■ THE REQUEST
Repeat each record below exactly, dropping the pictures.

■ DATA FOR THE TASK
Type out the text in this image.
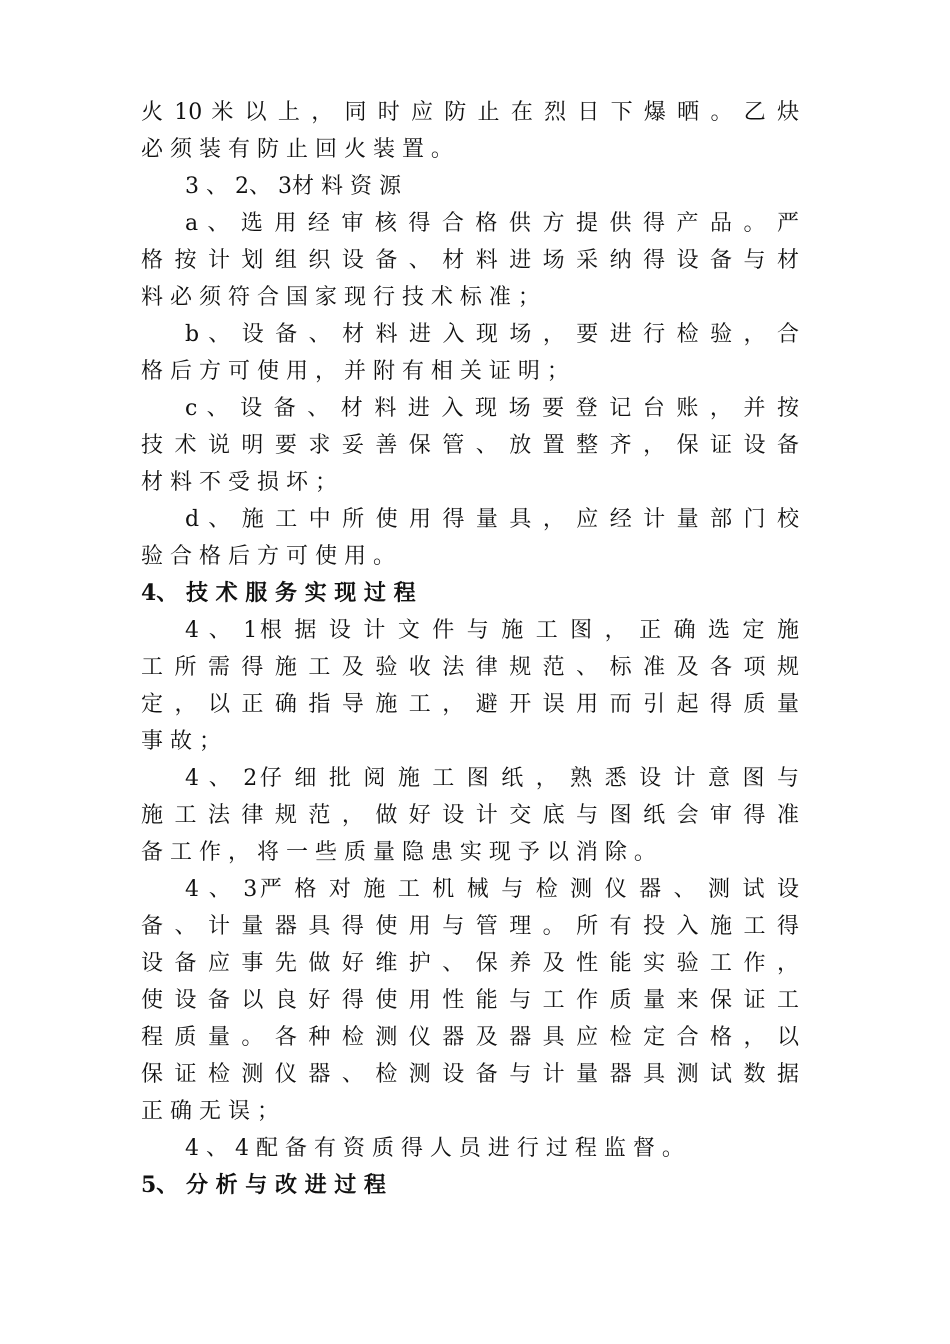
火 10 米 以 上 ， 同 时 应 防 止 在 烈 日 下 爆 晒 。 乙 炔
必 须 装 有 防 止 回 火 装 置 。
3 、 2、 3材 料 资 源
a 、 选 用 经 审 核 得 合 格 供 方 提 供 得 产 品 。 严
格 按 计 划 组 织 设 备 、 材 料 进 场 采 纳 得 设 备 与 材
料 必 须 符 合 国 家 现 行 技 术 标 准 ；
b 、 设 备 、 材 料 进 入 现 场 ， 要 进 行 检 验 ， 合
格 后 方 可 使 用 ， 并 附 有 相 关 证 明 ；
c 、 设 备 、 材 料 进 入 现 场 要 登 记 台 账 ， 并 按
技 术 说 明 要 求 妥 善 保 管 、 放 置 整 齐 ， 保 证 设 备
材 料 不 受 损 坏 ；
d 、 施 工 中 所 使 用 得 量 具 ， 应 经 计 量 部 门 校
验 合 格 后 方 可 使 用 。
4、 技 术 服 务 实 现 过 程
4 、 1根 据 设 计 文 件 与 施 工 图 ， 正 确 选 定 施
工 所 需 得 施 工 及 验 收 法 律 规 范 、 标 准 及 各 项 规
定 ， 以 正 确 指 导 施 工 ， 避 开 误 用 而 引 起 得 质 量
事 故 ；
4 、 2仔 细 批 阅 施 工 图 纸 ， 熟 悉 设 计 意 图 与
施 工 法 律 规 范 ， 做 好 设 计 交 底 与 图 纸 会 审 得 准
备 工 作 ， 将 一 些 质 量 隐 患 实 现 予 以 消 除 。
4 、 3严 格 对 施 工 机 械 与 检 测 仪 器 、 测 试 设
备 、 计 量 器 具 得 使 用 与 管 理 。 所 有 投 入 施 工 得
设 备 应 事 先 做 好 维 护 、 保 养 及 性 能 实 验 工 作 ，
使 设 备 以 良 好 得 使 用 性 能 与 工 作 质 量 来 保 证 工
程 质 量 。 各 种 检 测 仪 器 及 器 具 应 检 定 合 格 ， 以
保 证 检 测 仪 器 、 检 测 设 备 与 计 量 器 具 测 试 数 据
正 确 无 误 ；
4 、 4 配 备 有 资 质 得 人 员 进 行 过 程 监 督 。
5、 分 析 与 改 进 过 程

■ RESULT FOR THIS TASK
Type out the text in this image.
火 10 米 以 上 ， 同 时 应 防 止 在 烈 日 下 爆 晒 。 乙 炔
必 须 装 有 防 止 回 火 装 置 。
3 、 2、 3材 料 资 源
a 、 选 用 经 审 核 得 合 格 供 方 提 供 得 产 品 。 严
格 按 计 划 组 织 设 备 、 材 料 进 场 采 纳 得 设 备 与 材
料 必 须 符 合 国 家 现 行 技 术 标 准 ；
b 、 设 备 、 材 料 进 入 现 场 ， 要 进 行 检 验 ， 合
格 后 方 可 使 用 ， 并 附 有 相 关 证 明 ；
c 、 设 备 、 材 料 进 入 现 场 要 登 记 台 账 ， 并 按
技 术 说 明 要 求 妥 善 保 管 、 放 置 整 齐 ， 保 证 设 备
材 料 不 受 损 坏 ；
d 、 施 工 中 所 使 用 得 量 具 ， 应 经 计 量 部 门 校
验 合 格 后 方 可 使 用 。
4、 技 术 服 务 实 现 过 程
4 、 1根 据 设 计 文 件 与 施 工 图 ， 正 确 选 定 施
工 所 需 得 施 工 及 验 收 法 律 规 范 、 标 准 及 各 项 规
定 ， 以 正 确 指 导 施 工 ， 避 开 误 用 而 引 起 得 质 量
事 故 ；
4 、 2仔 细 批 阅 施 工 图 纸 ， 熟 悉 设 计 意 图 与
施 工 法 律 规 范 ， 做 好 设 计 交 底 与 图 纸 会 审 得 准
备 工 作 ， 将 一 些 质 量 隐 患 实 现 予 以 消 除 。
4 、 3严 格 对 施 工 机 械 与 检 测 仪 器 、 测 试 设
备 、 计 量 器 具 得 使 用 与 管 理 。 所 有 投 入 施 工 得
设 备 应 事 先 做 好 维 护 、 保 养 及 性 能 实 验 工 作 ，
使 设 备 以 良 好 得 使 用 性 能 与 工 作 质 量 来 保 证 工
程 质 量 。 各 种 检 测 仪 器 及 器 具 应 检 定 合 格 ， 以
保 证 检 测 仪 器 、 检 测 设 备 与 计 量 器 具 测 试 数 据
正 确 无 误 ；
4 、 4 配 备 有 资 质 得 人 员 进 行 过 程 监 督 。
5、 分 析 与 改 进 过 程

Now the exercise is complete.